--- Short problem ---
Records follow. Pull out every line that contains "autonome".

Start Input rows

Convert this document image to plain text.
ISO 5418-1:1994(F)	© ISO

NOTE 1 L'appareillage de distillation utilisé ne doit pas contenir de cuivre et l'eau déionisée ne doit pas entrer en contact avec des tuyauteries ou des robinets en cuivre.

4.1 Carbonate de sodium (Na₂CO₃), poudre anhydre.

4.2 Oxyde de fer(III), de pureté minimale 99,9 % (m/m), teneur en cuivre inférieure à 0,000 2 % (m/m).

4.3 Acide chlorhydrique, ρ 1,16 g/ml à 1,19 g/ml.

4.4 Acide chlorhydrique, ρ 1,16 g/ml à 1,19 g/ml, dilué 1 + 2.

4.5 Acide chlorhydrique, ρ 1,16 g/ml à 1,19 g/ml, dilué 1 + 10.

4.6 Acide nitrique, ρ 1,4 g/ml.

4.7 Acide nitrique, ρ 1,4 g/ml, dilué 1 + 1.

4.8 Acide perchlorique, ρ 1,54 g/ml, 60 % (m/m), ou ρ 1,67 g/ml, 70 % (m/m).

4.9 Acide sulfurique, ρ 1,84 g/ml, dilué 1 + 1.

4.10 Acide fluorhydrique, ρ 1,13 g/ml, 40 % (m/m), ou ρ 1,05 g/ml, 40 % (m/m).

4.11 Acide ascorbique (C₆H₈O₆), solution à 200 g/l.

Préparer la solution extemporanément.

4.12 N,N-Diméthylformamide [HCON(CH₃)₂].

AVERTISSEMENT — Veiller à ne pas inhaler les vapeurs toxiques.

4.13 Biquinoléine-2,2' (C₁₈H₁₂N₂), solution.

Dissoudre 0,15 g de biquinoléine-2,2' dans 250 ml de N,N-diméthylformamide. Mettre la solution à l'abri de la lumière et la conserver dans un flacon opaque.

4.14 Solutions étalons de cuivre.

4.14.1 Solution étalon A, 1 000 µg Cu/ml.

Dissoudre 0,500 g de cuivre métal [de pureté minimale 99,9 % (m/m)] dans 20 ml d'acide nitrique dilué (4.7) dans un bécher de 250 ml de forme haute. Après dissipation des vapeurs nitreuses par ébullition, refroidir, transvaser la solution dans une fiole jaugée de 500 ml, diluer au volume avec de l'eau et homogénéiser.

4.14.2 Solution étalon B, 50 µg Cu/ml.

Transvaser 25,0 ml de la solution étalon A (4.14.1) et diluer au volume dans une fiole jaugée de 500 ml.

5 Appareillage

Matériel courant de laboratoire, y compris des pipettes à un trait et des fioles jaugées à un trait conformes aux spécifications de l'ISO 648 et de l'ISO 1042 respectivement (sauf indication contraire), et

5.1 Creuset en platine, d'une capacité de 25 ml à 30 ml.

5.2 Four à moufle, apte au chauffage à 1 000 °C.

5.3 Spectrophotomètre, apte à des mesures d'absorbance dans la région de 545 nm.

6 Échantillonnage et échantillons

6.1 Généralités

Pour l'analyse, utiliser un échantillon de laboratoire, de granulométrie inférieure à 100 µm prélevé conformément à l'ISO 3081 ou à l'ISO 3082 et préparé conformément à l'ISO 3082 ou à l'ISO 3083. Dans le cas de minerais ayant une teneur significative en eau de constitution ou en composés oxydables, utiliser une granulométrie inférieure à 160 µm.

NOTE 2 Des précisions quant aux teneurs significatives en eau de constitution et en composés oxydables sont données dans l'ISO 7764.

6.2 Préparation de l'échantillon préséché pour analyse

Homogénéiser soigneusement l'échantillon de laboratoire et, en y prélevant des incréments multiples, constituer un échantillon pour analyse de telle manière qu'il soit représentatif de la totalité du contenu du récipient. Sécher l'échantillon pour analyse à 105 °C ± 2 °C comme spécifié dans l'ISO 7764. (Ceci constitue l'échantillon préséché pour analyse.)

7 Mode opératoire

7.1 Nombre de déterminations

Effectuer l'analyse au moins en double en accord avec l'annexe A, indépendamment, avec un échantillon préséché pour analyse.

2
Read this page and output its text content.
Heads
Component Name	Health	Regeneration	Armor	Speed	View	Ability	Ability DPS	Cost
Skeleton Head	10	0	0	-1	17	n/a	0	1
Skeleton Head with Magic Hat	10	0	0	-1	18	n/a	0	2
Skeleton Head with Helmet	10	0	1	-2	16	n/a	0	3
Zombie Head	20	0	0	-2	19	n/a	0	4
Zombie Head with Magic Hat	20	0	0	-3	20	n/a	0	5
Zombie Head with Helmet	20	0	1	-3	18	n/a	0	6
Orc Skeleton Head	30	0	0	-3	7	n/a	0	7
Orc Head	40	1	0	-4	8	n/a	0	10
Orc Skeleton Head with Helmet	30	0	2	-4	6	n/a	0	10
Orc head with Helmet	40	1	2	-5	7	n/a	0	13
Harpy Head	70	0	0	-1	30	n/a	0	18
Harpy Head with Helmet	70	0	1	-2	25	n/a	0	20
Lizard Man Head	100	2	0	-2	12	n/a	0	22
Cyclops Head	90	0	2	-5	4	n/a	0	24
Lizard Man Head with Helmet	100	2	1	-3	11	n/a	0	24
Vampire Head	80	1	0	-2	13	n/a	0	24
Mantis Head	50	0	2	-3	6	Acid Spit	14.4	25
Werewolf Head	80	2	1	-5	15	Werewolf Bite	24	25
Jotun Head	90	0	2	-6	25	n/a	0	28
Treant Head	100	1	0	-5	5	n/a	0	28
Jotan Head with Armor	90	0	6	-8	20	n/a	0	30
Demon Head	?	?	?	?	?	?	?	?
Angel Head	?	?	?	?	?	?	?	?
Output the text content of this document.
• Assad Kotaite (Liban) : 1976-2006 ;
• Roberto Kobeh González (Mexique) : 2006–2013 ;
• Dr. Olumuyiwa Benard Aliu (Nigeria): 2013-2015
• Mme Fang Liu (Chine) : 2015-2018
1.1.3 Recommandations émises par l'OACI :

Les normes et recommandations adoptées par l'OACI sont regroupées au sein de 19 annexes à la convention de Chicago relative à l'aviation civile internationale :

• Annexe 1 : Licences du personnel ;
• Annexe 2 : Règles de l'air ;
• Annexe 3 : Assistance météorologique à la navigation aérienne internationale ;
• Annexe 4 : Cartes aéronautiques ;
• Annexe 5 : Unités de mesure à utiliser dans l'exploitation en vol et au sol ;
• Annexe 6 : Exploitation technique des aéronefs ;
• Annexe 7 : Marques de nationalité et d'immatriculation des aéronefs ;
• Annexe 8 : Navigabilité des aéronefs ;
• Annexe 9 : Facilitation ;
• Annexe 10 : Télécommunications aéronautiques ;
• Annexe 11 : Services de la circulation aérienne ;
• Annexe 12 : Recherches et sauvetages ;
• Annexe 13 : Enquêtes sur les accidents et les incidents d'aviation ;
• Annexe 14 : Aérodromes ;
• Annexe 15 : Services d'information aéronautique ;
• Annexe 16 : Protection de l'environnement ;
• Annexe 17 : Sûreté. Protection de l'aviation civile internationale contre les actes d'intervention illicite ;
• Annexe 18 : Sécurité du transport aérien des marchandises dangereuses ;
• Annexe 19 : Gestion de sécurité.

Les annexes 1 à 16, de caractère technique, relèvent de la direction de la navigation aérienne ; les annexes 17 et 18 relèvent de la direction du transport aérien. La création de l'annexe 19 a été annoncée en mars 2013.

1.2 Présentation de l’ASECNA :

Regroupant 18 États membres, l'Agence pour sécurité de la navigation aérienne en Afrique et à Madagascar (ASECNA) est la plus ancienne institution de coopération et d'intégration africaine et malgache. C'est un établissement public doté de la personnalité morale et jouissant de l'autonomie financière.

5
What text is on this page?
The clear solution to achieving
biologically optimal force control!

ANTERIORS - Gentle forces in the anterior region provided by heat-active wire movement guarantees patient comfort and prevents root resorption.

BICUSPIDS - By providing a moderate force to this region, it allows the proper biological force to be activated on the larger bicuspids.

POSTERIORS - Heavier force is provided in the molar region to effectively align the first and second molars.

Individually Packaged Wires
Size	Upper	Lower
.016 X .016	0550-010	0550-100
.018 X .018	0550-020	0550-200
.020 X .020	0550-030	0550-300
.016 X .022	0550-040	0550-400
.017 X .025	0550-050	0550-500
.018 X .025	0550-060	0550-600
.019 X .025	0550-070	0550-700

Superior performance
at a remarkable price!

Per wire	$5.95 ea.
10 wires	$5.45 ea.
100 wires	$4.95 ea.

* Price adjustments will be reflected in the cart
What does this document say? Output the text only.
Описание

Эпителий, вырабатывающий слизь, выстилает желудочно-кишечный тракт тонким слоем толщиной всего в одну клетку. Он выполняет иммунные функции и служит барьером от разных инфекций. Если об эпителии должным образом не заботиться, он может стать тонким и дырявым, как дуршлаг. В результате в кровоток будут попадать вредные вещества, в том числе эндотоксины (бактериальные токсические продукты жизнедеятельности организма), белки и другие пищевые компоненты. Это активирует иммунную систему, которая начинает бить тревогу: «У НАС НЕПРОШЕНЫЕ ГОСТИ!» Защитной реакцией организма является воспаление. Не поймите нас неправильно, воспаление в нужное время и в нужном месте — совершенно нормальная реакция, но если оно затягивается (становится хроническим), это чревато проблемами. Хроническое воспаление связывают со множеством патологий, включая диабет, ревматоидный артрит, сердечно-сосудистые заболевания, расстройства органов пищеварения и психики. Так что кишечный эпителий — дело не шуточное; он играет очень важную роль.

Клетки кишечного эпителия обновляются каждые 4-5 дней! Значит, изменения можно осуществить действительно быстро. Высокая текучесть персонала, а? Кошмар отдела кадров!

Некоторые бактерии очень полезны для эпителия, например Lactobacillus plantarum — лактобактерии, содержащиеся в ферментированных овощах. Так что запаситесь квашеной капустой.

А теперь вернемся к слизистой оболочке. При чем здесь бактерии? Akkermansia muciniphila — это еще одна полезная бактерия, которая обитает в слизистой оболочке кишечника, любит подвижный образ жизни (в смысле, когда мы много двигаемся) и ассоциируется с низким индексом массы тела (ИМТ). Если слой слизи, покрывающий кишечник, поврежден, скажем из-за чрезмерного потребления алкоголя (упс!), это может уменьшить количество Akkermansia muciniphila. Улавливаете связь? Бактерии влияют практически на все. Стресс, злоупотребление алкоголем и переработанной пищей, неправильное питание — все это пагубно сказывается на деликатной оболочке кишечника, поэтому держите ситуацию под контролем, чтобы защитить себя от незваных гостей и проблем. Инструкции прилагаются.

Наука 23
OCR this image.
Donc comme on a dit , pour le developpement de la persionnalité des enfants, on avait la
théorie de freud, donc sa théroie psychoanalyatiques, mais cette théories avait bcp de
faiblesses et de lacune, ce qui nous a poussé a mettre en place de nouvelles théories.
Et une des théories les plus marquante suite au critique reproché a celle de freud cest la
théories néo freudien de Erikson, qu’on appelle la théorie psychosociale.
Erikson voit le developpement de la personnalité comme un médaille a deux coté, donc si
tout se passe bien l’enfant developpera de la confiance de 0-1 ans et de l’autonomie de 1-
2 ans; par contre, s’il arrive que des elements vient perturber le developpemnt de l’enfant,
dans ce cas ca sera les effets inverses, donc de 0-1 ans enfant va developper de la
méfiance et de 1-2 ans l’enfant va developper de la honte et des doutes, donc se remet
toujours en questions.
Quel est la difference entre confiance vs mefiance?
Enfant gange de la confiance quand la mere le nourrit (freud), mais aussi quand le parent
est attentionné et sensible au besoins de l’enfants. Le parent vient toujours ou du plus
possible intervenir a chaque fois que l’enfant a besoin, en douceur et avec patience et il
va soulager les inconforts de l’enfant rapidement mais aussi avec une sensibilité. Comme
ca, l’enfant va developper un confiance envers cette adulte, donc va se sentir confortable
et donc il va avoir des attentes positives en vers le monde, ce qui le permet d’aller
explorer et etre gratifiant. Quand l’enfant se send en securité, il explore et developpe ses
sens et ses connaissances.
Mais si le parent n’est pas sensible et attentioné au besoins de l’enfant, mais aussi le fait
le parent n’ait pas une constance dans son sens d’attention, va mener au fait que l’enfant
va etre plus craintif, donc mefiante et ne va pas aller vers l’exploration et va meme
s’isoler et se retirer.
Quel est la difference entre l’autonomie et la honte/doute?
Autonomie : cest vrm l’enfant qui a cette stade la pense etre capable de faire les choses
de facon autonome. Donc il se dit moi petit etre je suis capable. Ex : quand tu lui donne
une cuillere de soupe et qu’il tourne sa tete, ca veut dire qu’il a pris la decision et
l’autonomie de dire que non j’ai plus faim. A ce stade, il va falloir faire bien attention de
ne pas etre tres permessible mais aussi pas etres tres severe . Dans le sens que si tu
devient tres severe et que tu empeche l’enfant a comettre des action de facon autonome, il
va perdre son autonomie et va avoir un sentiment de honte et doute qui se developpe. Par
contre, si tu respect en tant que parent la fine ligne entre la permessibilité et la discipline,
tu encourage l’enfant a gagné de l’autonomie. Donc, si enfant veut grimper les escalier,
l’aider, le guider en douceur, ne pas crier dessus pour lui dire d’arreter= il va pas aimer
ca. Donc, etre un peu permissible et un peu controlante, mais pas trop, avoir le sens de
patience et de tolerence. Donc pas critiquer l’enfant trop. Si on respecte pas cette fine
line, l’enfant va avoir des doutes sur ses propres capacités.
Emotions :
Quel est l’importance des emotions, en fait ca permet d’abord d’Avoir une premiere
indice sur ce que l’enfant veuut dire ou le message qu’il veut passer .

End Input rows

--- Written answer ---
de facon autonome. Donc il se dit moi petit etre je suis capable. Ex : quand tu lui donne
devient tres severe et que tu empeche l’enfant a comettre des action de facon autonome, il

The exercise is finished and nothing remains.